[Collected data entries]
------------------------------------------------------------

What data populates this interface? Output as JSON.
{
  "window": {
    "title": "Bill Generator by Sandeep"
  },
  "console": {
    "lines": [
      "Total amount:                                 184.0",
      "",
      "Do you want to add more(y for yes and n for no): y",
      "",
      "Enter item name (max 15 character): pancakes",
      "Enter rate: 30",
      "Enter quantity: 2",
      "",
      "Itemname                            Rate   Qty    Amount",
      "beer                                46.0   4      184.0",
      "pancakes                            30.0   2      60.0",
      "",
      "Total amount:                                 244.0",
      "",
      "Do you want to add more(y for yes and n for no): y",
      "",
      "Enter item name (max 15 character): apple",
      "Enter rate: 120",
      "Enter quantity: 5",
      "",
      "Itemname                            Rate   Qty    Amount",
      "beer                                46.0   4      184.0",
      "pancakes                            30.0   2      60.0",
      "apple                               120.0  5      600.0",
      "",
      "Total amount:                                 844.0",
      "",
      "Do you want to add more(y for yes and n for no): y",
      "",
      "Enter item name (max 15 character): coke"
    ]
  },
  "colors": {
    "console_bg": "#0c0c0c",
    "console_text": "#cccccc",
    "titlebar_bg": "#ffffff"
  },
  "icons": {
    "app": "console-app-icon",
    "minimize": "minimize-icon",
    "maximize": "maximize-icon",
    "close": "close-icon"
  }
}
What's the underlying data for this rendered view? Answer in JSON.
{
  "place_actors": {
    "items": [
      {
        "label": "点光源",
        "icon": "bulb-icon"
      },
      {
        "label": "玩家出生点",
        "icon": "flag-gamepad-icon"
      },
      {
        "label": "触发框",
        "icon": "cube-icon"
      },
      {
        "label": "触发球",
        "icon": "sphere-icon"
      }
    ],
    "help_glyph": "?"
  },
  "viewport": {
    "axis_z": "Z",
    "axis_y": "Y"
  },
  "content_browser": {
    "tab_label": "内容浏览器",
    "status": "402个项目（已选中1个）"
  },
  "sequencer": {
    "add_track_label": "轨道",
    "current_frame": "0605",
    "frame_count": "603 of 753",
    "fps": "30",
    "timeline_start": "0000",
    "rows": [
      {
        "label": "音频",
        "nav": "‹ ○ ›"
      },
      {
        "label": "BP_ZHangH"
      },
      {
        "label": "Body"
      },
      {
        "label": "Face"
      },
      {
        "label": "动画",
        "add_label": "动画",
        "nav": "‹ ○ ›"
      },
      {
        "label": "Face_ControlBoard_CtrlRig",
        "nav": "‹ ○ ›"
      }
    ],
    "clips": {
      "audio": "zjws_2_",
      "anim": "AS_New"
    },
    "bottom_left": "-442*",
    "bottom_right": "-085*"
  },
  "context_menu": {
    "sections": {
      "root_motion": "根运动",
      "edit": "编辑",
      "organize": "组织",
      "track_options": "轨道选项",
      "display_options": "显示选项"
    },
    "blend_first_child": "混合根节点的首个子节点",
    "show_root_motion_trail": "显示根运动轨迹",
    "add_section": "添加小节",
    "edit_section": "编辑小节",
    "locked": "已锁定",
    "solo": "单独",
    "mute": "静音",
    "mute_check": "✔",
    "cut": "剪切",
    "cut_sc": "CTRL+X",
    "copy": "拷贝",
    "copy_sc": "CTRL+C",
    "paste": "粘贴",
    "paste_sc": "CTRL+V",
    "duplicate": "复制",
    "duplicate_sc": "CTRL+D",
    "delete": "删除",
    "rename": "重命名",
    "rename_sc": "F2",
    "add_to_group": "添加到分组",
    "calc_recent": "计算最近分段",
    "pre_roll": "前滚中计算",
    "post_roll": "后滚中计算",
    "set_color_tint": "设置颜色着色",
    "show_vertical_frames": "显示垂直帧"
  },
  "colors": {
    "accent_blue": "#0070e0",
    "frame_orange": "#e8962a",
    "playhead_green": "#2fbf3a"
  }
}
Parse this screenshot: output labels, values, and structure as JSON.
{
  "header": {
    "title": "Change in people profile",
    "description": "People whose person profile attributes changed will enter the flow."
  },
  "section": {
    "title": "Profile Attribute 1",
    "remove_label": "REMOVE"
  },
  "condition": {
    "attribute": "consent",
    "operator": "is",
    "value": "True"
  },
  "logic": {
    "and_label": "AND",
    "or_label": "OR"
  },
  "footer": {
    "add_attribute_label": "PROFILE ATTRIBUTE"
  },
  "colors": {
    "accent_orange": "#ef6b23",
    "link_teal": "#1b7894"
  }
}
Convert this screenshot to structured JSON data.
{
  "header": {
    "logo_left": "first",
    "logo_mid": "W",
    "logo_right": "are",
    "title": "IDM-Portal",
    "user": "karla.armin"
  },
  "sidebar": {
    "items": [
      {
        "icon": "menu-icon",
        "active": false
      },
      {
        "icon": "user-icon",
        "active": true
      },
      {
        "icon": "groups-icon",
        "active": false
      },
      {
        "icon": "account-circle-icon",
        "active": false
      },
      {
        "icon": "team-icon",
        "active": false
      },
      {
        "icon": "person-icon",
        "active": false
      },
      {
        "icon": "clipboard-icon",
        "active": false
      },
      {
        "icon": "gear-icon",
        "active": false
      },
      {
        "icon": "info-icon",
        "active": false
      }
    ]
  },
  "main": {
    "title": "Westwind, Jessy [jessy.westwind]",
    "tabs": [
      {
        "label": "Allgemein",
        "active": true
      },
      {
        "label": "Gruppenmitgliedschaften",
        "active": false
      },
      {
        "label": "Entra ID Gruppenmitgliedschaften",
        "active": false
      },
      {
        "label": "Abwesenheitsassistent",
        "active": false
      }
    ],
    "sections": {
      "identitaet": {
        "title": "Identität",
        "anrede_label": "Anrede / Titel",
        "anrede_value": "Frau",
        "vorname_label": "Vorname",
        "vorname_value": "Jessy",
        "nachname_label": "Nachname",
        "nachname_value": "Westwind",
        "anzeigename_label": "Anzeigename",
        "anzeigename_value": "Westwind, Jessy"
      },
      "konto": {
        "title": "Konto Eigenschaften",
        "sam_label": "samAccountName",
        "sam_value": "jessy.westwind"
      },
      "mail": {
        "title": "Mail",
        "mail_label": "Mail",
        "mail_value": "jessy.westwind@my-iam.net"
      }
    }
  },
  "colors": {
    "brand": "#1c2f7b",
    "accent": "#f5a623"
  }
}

------------------------------------------------------------

== REQUIREMENT ==
Work out how many lines of the listing above include the word "apple". Reply with nothing but the count.

== RESULT FOR THIS EXERCISE ==
2